# Work order
Would you retype every line below without changing anything?

# Source data
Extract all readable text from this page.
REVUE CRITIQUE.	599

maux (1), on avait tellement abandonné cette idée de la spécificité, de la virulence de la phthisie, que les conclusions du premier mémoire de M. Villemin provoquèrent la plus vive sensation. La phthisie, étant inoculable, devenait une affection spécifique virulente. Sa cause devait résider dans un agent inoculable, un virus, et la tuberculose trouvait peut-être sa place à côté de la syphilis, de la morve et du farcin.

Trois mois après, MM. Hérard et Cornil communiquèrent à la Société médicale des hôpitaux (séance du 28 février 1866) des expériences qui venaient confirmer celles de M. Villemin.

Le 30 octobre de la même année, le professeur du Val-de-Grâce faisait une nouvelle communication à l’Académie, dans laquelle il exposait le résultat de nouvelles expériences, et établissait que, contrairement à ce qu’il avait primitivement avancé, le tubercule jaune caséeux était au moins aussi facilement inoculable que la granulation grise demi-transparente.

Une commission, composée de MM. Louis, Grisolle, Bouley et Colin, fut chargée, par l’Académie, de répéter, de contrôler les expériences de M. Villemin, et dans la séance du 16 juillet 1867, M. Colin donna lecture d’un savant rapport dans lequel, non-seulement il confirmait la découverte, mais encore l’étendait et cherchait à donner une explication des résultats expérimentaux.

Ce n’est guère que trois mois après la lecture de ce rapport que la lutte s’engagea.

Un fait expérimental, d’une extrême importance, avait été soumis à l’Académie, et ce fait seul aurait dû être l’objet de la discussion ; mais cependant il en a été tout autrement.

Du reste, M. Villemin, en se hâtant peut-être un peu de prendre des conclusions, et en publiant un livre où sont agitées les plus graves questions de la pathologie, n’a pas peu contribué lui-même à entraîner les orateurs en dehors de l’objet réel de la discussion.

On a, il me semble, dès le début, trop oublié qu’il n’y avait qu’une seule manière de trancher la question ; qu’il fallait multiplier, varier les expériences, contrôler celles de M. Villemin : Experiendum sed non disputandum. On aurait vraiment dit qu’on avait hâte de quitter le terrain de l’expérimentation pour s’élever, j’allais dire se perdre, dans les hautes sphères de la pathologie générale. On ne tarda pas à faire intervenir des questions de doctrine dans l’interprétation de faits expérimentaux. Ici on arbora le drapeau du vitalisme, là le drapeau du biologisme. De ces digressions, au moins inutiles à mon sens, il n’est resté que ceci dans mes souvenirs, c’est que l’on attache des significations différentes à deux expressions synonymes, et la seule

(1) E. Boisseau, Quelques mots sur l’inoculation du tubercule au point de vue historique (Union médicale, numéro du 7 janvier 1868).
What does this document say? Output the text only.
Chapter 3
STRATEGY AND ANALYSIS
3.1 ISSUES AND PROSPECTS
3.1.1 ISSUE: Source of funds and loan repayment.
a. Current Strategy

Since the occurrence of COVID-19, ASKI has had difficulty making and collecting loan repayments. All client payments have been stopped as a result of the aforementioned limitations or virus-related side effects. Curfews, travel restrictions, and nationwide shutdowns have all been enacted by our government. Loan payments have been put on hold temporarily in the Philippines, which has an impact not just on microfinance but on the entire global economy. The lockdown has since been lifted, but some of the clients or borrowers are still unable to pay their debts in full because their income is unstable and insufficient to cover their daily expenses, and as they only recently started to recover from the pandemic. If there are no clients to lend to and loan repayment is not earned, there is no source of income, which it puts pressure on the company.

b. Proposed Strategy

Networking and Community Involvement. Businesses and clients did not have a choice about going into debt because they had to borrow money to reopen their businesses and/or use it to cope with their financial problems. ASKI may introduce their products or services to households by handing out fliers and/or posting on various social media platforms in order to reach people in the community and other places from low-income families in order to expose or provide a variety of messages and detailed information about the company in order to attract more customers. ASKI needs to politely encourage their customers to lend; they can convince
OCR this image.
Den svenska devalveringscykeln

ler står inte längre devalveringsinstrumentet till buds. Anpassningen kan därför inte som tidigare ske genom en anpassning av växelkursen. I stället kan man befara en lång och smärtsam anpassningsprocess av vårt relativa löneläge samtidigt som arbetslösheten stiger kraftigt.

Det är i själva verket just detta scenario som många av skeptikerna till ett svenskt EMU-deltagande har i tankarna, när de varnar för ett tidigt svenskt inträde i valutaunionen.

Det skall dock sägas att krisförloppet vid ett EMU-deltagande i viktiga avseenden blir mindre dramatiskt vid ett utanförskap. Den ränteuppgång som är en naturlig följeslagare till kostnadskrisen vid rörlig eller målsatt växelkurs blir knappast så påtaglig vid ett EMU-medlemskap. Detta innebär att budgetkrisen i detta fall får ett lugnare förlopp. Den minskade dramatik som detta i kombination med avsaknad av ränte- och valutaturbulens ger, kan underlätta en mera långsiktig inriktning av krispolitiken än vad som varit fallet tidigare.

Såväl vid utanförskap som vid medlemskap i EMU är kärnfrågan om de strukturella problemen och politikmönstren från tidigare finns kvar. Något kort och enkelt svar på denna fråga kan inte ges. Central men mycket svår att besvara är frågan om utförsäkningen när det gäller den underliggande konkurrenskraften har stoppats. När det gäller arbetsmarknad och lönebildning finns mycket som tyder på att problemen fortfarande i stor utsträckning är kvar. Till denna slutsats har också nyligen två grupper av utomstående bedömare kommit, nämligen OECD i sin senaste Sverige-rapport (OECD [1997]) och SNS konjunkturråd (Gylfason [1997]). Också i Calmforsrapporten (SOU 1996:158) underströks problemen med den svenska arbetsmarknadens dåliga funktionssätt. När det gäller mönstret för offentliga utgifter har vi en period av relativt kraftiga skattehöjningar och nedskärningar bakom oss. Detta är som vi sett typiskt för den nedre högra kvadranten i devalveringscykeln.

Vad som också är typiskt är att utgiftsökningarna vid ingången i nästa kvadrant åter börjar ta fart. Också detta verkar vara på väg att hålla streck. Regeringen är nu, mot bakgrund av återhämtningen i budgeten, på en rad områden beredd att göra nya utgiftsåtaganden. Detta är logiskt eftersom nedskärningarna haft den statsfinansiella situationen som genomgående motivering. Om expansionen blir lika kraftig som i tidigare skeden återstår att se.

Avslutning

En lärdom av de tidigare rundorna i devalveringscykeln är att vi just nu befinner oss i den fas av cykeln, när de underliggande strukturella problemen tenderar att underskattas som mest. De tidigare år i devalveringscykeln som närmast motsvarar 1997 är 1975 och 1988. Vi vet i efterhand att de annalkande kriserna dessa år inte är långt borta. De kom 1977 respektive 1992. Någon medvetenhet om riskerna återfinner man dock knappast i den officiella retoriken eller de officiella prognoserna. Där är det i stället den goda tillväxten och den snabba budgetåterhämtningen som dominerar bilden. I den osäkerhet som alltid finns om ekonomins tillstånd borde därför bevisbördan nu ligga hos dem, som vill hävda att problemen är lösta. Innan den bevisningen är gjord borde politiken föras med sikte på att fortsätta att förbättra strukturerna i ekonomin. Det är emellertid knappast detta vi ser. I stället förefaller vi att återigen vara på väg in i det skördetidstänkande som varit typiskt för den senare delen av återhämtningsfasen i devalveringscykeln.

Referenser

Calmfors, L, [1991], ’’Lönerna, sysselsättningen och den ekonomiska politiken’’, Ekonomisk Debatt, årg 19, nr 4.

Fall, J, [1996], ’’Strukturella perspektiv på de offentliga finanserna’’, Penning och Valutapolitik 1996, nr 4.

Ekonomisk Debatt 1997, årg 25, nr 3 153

# Written solution
Extract all readable text from this page.
REVUE CRITIQUE.	599

maux (1), on avait tellement abandonné cette idée de la spécificité, de la virulence de la phthisie, que les conclusions du premier mémoire de M. Villemin provoquèrent la plus vive sensation. La phthisie, étant inoculable, devenait une affection spécifique virulente. Sa cause devait résider dans un agent inoculable, un virus, et la tuberculose trouvait peut-être sa place à côté de la syphilis, de la morve et du farcin.

Trois mois après, MM. Hérard et Cornil communiquèrent à la Société médicale des hôpitaux (séance du 28 février 1866) des expériences qui venaient confirmer celles de M. Villemin.

Le 30 octobre de la même année, le professeur du Val-de-Grâce faisait une nouvelle communication à l’Académie, dans laquelle il exposait le résultat de nouvelles expériences, et établissait que, contrairement à ce qu’il avait primitivement avancé, le tubercule jaune caséeux était au moins aussi facilement inoculable que la granulation grise demi-transparente.

Une commission, composée de MM. Louis, Grisolle, Bouley et Colin, fut chargée, par l’Académie, de répéter, de contrôler les expériences de M. Villemin, et dans la séance du 16 juillet 1867, M. Colin donna lecture d’un savant rapport dans lequel, non-seulement il confirmait la découverte, mais encore l’étendait et cherchait à donner une explication des résultats expérimentaux.

Ce n’est guère que trois mois après la lecture de ce rapport que la lutte s’engagea.

Un fait expérimental, d’une extrême importance, avait été soumis à l’Académie, et ce fait seul aurait dû être l’objet de la discussion ; mais cependant il en a été tout autrement.

Du reste, M. Villemin, en se hâtant peut-être un peu de prendre des conclusions, et en publiant un livre où sont agitées les plus graves questions de la pathologie, n’a pas peu contribué lui-même à entraîner les orateurs en dehors de l’objet réel de la discussion.

On a, il me semble, dès le début, trop oublié qu’il n’y avait qu’une seule manière de trancher la question ; qu’il fallait multiplier, varier les expériences, contrôler celles de M. Villemin : Experiendum sed non disputandum. On aurait vraiment dit qu’on avait hâte de quitter le terrain de l’expérimentation pour s’élever, j’allais dire se perdre, dans les hautes sphères de la pathologie générale. On ne tarda pas à faire intervenir des questions de doctrine dans l’interprétation de faits expérimentaux. Ici on arbora le drapeau du vitalisme, là le drapeau du biologisme. De ces digressions, au moins inutiles à mon sens, il n’est resté que ceci dans mes souvenirs, c’est que l’on attache des significations différentes à deux expressions synonymes, et la seule

(1) E. Boisseau, Quelques mots sur l’inoculation du tubercule au point de vue historique (Union médicale, numéro du 7 janvier 1868).
What does this document say? Output the text only.
Chapter 3
STRATEGY AND ANALYSIS
3.1 ISSUES AND PROSPECTS
3.1.1 ISSUE: Source of funds and loan repayment.
a. Current Strategy

Since the occurrence of COVID-19, ASKI has had difficulty making and collecting loan repayments. All client payments have been stopped as a result of the aforementioned limitations or virus-related side effects. Curfews, travel restrictions, and nationwide shutdowns have all been enacted by our government. Loan payments have been put on hold temporarily in the Philippines, which has an impact not just on microfinance but on the entire global economy. The lockdown has since been lifted, but some of the clients or borrowers are still unable to pay their debts in full because their income is unstable and insufficient to cover their daily expenses, and as they only recently started to recover from the pandemic. If there are no clients to lend to and loan repayment is not earned, there is no source of income, which it puts pressure on the company.

b. Proposed Strategy

Networking and Community Involvement. Businesses and clients did not have a choice about going into debt because they had to borrow money to reopen their businesses and/or use it to cope with their financial problems. ASKI may introduce their products or services to households by handing out fliers and/or posting on various social media platforms in order to reach people in the community and other places from low-income families in order to expose or provide a variety of messages and detailed information about the company in order to attract more customers. ASKI needs to politely encourage their customers to lend; they can convince
OCR this image.
Den svenska devalveringscykeln

ler står inte längre devalveringsinstrumentet till buds. Anpassningen kan därför inte som tidigare ske genom en anpassning av växelkursen. I stället kan man befara en lång och smärtsam anpassningsprocess av vårt relativa löneläge samtidigt som arbetslösheten stiger kraftigt.

Det är i själva verket just detta scenario som många av skeptikerna till ett svenskt EMU-deltagande har i tankarna, när de varnar för ett tidigt svenskt inträde i valutaunionen.

Det skall dock sägas att krisförloppet vid ett EMU-deltagande i viktiga avseenden blir mindre dramatiskt vid ett utanförskap. Den ränteuppgång som är en naturlig följeslagare till kostnadskrisen vid rörlig eller målsatt växelkurs blir knappast så påtaglig vid ett EMU-medlemskap. Detta innebär att budgetkrisen i detta fall får ett lugnare förlopp. Den minskade dramatik som detta i kombination med avsaknad av ränte- och valutaturbulens ger, kan underlätta en mera långsiktig inriktning av krispolitiken än vad som varit fallet tidigare.

Såväl vid utanförskap som vid medlemskap i EMU är kärnfrågan om de strukturella problemen och politikmönstren från tidigare finns kvar. Något kort och enkelt svar på denna fråga kan inte ges. Central men mycket svår att besvara är frågan om utförsäkningen när det gäller den underliggande konkurrenskraften har stoppats. När det gäller arbetsmarknad och lönebildning finns mycket som tyder på att problemen fortfarande i stor utsträckning är kvar. Till denna slutsats har också nyligen två grupper av utomstående bedömare kommit, nämligen OECD i sin senaste Sverige-rapport (OECD [1997]) och SNS konjunkturråd (Gylfason [1997]). Också i Calmforsrapporten (SOU 1996:158) underströks problemen med den svenska arbetsmarknadens dåliga funktionssätt. När det gäller mönstret för offentliga utgifter har vi en period av relativt kraftiga skattehöjningar och nedskärningar bakom oss. Detta är som vi sett typiskt för den nedre högra kvadranten i devalveringscykeln.

Vad som också är typiskt är att utgiftsökningarna vid ingången i nästa kvadrant åter börjar ta fart. Också detta verkar vara på väg att hålla streck. Regeringen är nu, mot bakgrund av återhämtningen i budgeten, på en rad områden beredd att göra nya utgiftsåtaganden. Detta är logiskt eftersom nedskärningarna haft den statsfinansiella situationen som genomgående motivering. Om expansionen blir lika kraftig som i tidigare skeden återstår att se.

Avslutning

En lärdom av de tidigare rundorna i devalveringscykeln är att vi just nu befinner oss i den fas av cykeln, när de underliggande strukturella problemen tenderar att underskattas som mest. De tidigare år i devalveringscykeln som närmast motsvarar 1997 är 1975 och 1988. Vi vet i efterhand att de annalkande kriserna dessa år inte är långt borta. De kom 1977 respektive 1992. Någon medvetenhet om riskerna återfinner man dock knappast i den officiella retoriken eller de officiella prognoserna. Där är det i stället den goda tillväxten och den snabba budgetåterhämtningen som dominerar bilden. I den osäkerhet som alltid finns om ekonomins tillstånd borde därför bevisbördan nu ligga hos dem, som vill hävda att problemen är lösta. Innan den bevisningen är gjord borde politiken föras med sikte på att fortsätta att förbättra strukturerna i ekonomin. Det är emellertid knappast detta vi ser. I stället förefaller vi att återigen vara på väg in i det skördetidstänkande som varit typiskt för den senare delen av återhämtningsfasen i devalveringscykeln.

Referenser

Calmfors, L, [1991], ’’Lönerna, sysselsättningen och den ekonomiska politiken’’, Ekonomisk Debatt, årg 19, nr 4.

Fall, J, [1996], ’’Strukturella perspektiv på de offentliga finanserna’’, Penning och Valutapolitik 1996, nr 4.

Ekonomisk Debatt 1997, årg 25, nr 3 153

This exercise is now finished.